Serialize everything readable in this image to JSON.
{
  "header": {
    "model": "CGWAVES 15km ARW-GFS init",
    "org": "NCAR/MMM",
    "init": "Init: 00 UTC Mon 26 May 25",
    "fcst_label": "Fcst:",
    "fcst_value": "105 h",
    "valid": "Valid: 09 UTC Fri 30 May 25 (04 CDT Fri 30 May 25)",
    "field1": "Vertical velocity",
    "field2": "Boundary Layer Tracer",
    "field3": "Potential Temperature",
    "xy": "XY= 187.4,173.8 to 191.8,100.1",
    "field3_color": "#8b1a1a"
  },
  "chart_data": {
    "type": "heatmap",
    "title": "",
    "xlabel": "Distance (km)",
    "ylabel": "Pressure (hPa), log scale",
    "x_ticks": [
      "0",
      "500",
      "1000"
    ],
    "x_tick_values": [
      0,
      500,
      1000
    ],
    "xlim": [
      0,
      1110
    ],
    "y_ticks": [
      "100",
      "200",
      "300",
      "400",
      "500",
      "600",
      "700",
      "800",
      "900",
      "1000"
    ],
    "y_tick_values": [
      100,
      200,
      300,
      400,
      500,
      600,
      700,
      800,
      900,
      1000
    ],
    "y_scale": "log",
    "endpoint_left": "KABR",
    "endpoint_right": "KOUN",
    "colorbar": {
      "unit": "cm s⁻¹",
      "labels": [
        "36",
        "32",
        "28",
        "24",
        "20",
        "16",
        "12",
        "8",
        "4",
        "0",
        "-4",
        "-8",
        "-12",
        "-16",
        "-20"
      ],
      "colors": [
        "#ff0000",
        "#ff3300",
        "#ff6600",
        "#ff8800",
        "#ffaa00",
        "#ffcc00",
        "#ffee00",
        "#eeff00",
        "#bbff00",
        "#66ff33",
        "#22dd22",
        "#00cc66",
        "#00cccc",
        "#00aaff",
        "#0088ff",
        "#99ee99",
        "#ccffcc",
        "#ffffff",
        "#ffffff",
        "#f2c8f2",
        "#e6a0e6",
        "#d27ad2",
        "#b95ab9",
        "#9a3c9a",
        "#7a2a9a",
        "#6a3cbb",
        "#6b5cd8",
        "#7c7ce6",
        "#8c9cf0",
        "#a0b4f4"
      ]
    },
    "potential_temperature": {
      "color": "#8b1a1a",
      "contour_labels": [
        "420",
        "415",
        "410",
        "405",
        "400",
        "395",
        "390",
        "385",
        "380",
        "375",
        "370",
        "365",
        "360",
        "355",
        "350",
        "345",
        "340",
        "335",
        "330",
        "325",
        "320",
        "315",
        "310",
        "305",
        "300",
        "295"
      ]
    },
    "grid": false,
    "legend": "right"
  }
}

### THE TASK:
Restate the whole of the material exactly.

### FINISHED TASK:
Serialize everything readable in this image to JSON.
{
  "header": {
    "model": "CGWAVES 15km ARW-GFS init",
    "org": "NCAR/MMM",
    "init": "Init: 00 UTC Mon 26 May 25",
    "fcst_label": "Fcst:",
    "fcst_value": "105 h",
    "valid": "Valid: 09 UTC Fri 30 May 25 (04 CDT Fri 30 May 25)",
    "field1": "Vertical velocity",
    "field2": "Boundary Layer Tracer",
    "field3": "Potential Temperature",
    "xy": "XY= 187.4,173.8 to 191.8,100.1",
    "field3_color": "#8b1a1a"
  },
  "chart_data": {
    "type": "heatmap",
    "title": "",
    "xlabel": "Distance (km)",
    "ylabel": "Pressure (hPa), log scale",
    "x_ticks": [
      "0",
      "500",
      "1000"
    ],
    "x_tick_values": [
      0,
      500,
      1000
    ],
    "xlim": [
      0,
      1110
    ],
    "y_ticks": [
      "100",
      "200",
      "300",
      "400",
      "500",
      "600",
      "700",
      "800",
      "900",
      "1000"
    ],
    "y_tick_values": [
      100,
      200,
      300,
      400,
      500,
      600,
      700,
      800,
      900,
      1000
    ],
    "y_scale": "log",
    "endpoint_left": "KABR",
    "endpoint_right": "KOUN",
    "colorbar": {
      "unit": "cm s⁻¹",
      "labels": [
        "36",
        "32",
        "28",
        "24",
        "20",
        "16",
        "12",
        "8",
        "4",
        "0",
        "-4",
        "-8",
        "-12",
        "-16",
        "-20"
      ],
      "colors": [
        "#ff0000",
        "#ff3300",
        "#ff6600",
        "#ff8800",
        "#ffaa00",
        "#ffcc00",
        "#ffee00",
        "#eeff00",
        "#bbff00",
        "#66ff33",
        "#22dd22",
        "#00cc66",
        "#00cccc",
        "#00aaff",
        "#0088ff",
        "#99ee99",
        "#ccffcc",
        "#ffffff",
        "#ffffff",
        "#f2c8f2",
        "#e6a0e6",
        "#d27ad2",
        "#b95ab9",
        "#9a3c9a",
        "#7a2a9a",
        "#6a3cbb",
        "#6b5cd8",
        "#7c7ce6",
        "#8c9cf0",
        "#a0b4f4"
      ]
    },
    "potential_temperature": {
      "color": "#8b1a1a",
      "contour_labels": [
        "420",
        "415",
        "410",
        "405",
        "400",
        "395",
        "390",
        "385",
        "380",
        "375",
        "370",
        "365",
        "360",
        "355",
        "350",
        "345",
        "340",
        "335",
        "330",
        "325",
        "320",
        "315",
        "310",
        "305",
        "300",
        "295"
      ]
    },
    "grid": false,
    "legend": "right"
  }
}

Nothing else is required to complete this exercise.